Prompt: Quote every line below exactly as it reads.
-*-
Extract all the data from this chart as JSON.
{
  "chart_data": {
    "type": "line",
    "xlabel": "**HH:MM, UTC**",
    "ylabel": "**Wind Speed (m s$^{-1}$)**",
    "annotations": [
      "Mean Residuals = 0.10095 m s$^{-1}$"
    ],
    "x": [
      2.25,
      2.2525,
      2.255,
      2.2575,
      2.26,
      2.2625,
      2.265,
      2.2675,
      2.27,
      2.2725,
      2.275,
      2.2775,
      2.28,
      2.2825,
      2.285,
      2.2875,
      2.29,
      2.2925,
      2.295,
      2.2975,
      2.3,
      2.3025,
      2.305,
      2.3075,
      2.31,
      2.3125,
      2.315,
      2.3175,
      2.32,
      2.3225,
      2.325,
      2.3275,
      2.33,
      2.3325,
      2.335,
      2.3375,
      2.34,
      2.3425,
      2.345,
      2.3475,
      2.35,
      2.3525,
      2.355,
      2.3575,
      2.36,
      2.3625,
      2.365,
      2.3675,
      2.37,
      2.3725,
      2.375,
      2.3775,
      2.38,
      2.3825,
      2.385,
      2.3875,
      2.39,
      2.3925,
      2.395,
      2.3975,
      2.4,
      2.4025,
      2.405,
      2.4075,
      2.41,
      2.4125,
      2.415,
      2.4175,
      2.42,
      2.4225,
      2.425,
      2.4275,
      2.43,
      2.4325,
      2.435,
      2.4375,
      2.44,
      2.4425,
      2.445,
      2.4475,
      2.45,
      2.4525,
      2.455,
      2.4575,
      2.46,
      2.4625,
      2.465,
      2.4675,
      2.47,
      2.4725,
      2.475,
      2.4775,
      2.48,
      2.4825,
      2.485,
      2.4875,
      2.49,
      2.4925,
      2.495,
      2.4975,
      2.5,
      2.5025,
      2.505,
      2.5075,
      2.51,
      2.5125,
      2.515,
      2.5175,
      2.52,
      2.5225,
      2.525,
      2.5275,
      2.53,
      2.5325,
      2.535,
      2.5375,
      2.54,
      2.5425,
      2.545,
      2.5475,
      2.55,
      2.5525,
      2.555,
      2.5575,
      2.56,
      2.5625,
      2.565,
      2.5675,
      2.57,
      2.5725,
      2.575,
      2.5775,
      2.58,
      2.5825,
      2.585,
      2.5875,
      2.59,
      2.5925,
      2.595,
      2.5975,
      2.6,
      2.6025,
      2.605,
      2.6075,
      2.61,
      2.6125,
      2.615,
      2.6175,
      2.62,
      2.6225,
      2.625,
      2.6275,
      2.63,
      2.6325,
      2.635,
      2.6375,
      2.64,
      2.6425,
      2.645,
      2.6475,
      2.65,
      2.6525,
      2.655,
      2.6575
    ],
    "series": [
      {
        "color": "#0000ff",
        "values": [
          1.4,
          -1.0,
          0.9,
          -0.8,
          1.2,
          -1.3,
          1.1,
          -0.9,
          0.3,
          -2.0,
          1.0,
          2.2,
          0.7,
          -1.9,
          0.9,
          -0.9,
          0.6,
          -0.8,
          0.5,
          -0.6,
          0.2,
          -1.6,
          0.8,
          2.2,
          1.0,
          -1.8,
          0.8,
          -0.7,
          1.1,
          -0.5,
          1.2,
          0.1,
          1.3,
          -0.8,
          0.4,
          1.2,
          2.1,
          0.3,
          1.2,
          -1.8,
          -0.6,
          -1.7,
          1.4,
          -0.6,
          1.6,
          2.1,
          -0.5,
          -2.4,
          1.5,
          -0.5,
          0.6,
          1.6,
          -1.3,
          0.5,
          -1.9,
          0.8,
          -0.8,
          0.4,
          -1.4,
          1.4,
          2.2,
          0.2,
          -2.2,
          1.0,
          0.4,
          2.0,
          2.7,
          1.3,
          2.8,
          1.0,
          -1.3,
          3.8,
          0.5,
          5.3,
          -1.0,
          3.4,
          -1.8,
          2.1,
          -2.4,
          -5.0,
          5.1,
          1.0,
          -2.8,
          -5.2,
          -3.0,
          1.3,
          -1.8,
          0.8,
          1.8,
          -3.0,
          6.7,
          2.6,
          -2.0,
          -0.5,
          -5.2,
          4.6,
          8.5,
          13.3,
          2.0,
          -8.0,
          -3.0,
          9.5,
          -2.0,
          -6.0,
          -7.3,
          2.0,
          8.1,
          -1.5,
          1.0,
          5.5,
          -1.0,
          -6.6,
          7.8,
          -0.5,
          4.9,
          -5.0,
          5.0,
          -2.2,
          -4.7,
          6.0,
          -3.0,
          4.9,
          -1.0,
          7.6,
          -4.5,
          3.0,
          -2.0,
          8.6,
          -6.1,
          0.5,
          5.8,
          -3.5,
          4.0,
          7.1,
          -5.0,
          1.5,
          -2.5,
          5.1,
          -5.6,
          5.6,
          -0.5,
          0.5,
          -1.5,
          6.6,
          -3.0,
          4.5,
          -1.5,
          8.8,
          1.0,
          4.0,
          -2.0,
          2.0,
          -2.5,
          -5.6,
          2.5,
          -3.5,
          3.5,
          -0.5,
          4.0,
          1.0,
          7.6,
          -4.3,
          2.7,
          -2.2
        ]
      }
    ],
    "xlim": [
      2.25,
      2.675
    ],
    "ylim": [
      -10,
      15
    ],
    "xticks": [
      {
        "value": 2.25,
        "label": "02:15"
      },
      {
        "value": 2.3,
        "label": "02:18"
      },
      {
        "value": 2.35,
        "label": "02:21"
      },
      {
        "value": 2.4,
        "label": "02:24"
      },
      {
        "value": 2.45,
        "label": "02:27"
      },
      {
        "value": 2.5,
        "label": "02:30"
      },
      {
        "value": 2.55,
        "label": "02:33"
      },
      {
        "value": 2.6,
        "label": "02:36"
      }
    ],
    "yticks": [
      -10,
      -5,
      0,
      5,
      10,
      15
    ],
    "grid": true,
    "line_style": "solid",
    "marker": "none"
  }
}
-*-
Answer for the task:
Extract all the data from this chart as JSON.
{
  "chart_data": {
    "type": "line",
    "xlabel": "**HH:MM, UTC**",
    "ylabel": "**Wind Speed (m s$^{-1}$)**",
    "annotations": [
      "Mean Residuals = 0.10095 m s$^{-1}$"
    ],
    "x": [
      2.25,
      2.2525,
      2.255,
      2.2575,
      2.26,
      2.2625,
      2.265,
      2.2675,
      2.27,
      2.2725,
      2.275,
      2.2775,
      2.28,
      2.2825,
      2.285,
      2.2875,
      2.29,
      2.2925,
      2.295,
      2.2975,
      2.3,
      2.3025,
      2.305,
      2.3075,
      2.31,
      2.3125,
      2.315,
      2.3175,
      2.32,
      2.3225,
      2.325,
      2.3275,
      2.33,
      2.3325,
      2.335,
      2.3375,
      2.34,
      2.3425,
      2.345,
      2.3475,
      2.35,
      2.3525,
      2.355,
      2.3575,
      2.36,
      2.3625,
      2.365,
      2.3675,
      2.37,
      2.3725,
      2.375,
      2.3775,
      2.38,
      2.3825,
      2.385,
      2.3875,
      2.39,
      2.3925,
      2.395,
      2.3975,
      2.4,
      2.4025,
      2.405,
      2.4075,
      2.41,
      2.4125,
      2.415,
      2.4175,
      2.42,
      2.4225,
      2.425,
      2.4275,
      2.43,
      2.4325,
      2.435,
      2.4375,
      2.44,
      2.4425,
      2.445,
      2.4475,
      2.45,
      2.4525,
      2.455,
      2.4575,
      2.46,
      2.4625,
      2.465,
      2.4675,
      2.47,
      2.4725,
      2.475,
      2.4775,
      2.48,
      2.4825,
      2.485,
      2.4875,
      2.49,
      2.4925,
      2.495,
      2.4975,
      2.5,
      2.5025,
      2.505,
      2.5075,
      2.51,
      2.5125,
      2.515,
      2.5175,
      2.52,
      2.5225,
      2.525,
      2.5275,
      2.53,
      2.5325,
      2.535,
      2.5375,
      2.54,
      2.5425,
      2.545,
      2.5475,
      2.55,
      2.5525,
      2.555,
      2.5575,
      2.56,
      2.5625,
      2.565,
      2.5675,
      2.57,
      2.5725,
      2.575,
      2.5775,
      2.58,
      2.5825,
      2.585,
      2.5875,
      2.59,
      2.5925,
      2.595,
      2.5975,
      2.6,
      2.6025,
      2.605,
      2.6075,
      2.61,
      2.6125,
      2.615,
      2.6175,
      2.62,
      2.6225,
      2.625,
      2.6275,
      2.63,
      2.6325,
      2.635,
      2.6375,
      2.64,
      2.6425,
      2.645,
      2.6475,
      2.65,
      2.6525,
      2.655,
      2.6575
    ],
    "series": [
      {
        "color": "#0000ff",
        "values": [
          1.4,
          -1.0,
          0.9,
          -0.8,
          1.2,
          -1.3,
          1.1,
          -0.9,
          0.3,
          -2.0,
          1.0,
          2.2,
          0.7,
          -1.9,
          0.9,
          -0.9,
          0.6,
          -0.8,
          0.5,
          -0.6,
          0.2,
          -1.6,
          0.8,
          2.2,
          1.0,
          -1.8,
          0.8,
          -0.7,
          1.1,
          -0.5,
          1.2,
          0.1,
          1.3,
          -0.8,
          0.4,
          1.2,
          2.1,
          0.3,
          1.2,
          -1.8,
          -0.6,
          -1.7,
          1.4,
          -0.6,
          1.6,
          2.1,
          -0.5,
          -2.4,
          1.5,
          -0.5,
          0.6,
          1.6,
          -1.3,
          0.5,
          -1.9,
          0.8,
          -0.8,
          0.4,
          -1.4,
          1.4,
          2.2,
          0.2,
          -2.2,
          1.0,
          0.4,
          2.0,
          2.7,
          1.3,
          2.8,
          1.0,
          -1.3,
          3.8,
          0.5,
          5.3,
          -1.0,
          3.4,
          -1.8,
          2.1,
          -2.4,
          -5.0,
          5.1,
          1.0,
          -2.8,
          -5.2,
          -3.0,
          1.3,
          -1.8,
          0.8,
          1.8,
          -3.0,
          6.7,
          2.6,
          -2.0,
          -0.5,
          -5.2,
          4.6,
          8.5,
          13.3,
          2.0,
          -8.0,
          -3.0,
          9.5,
          -2.0,
          -6.0,
          -7.3,
          2.0,
          8.1,
          -1.5,
          1.0,
          5.5,
          -1.0,
          -6.6,
          7.8,
          -0.5,
          4.9,
          -5.0,
          5.0,
          -2.2,
          -4.7,
          6.0,
          -3.0,
          4.9,
          -1.0,
          7.6,
          -4.5,
          3.0,
          -2.0,
          8.6,
          -6.1,
          0.5,
          5.8,
          -3.5,
          4.0,
          7.1,
          -5.0,
          1.5,
          -2.5,
          5.1,
          -5.6,
          5.6,
          -0.5,
          0.5,
          -1.5,
          6.6,
          -3.0,
          4.5,
          -1.5,
          8.8,
          1.0,
          4.0,
          -2.0,
          2.0,
          -2.5,
          -5.6,
          2.5,
          -3.5,
          3.5,
          -0.5,
          4.0,
          1.0,
          7.6,
          -4.3,
          2.7,
          -2.2
        ]
      }
    ],
    "xlim": [
      2.25,
      2.675
    ],
    "ylim": [
      -10,
      15
    ],
    "xticks": [
      {
        "value": 2.25,
        "label": "02:15"
      },
      {
        "value": 2.3,
        "label": "02:18"
      },
      {
        "value": 2.35,
        "label": "02:21"
      },
      {
        "value": 2.4,
        "label": "02:24"
      },
      {
        "value": 2.45,
        "label": "02:27"
      },
      {
        "value": 2.5,
        "label": "02:30"
      },
      {
        "value": 2.55,
        "label": "02:33"
      },
      {
        "value": 2.6,
        "label": "02:36"
      }
    ],
    "yticks": [
      -10,
      -5,
      0,
      5,
      10,
      15
    ],
    "grid": true,
    "line_style": "solid",
    "marker": "none"
  }
}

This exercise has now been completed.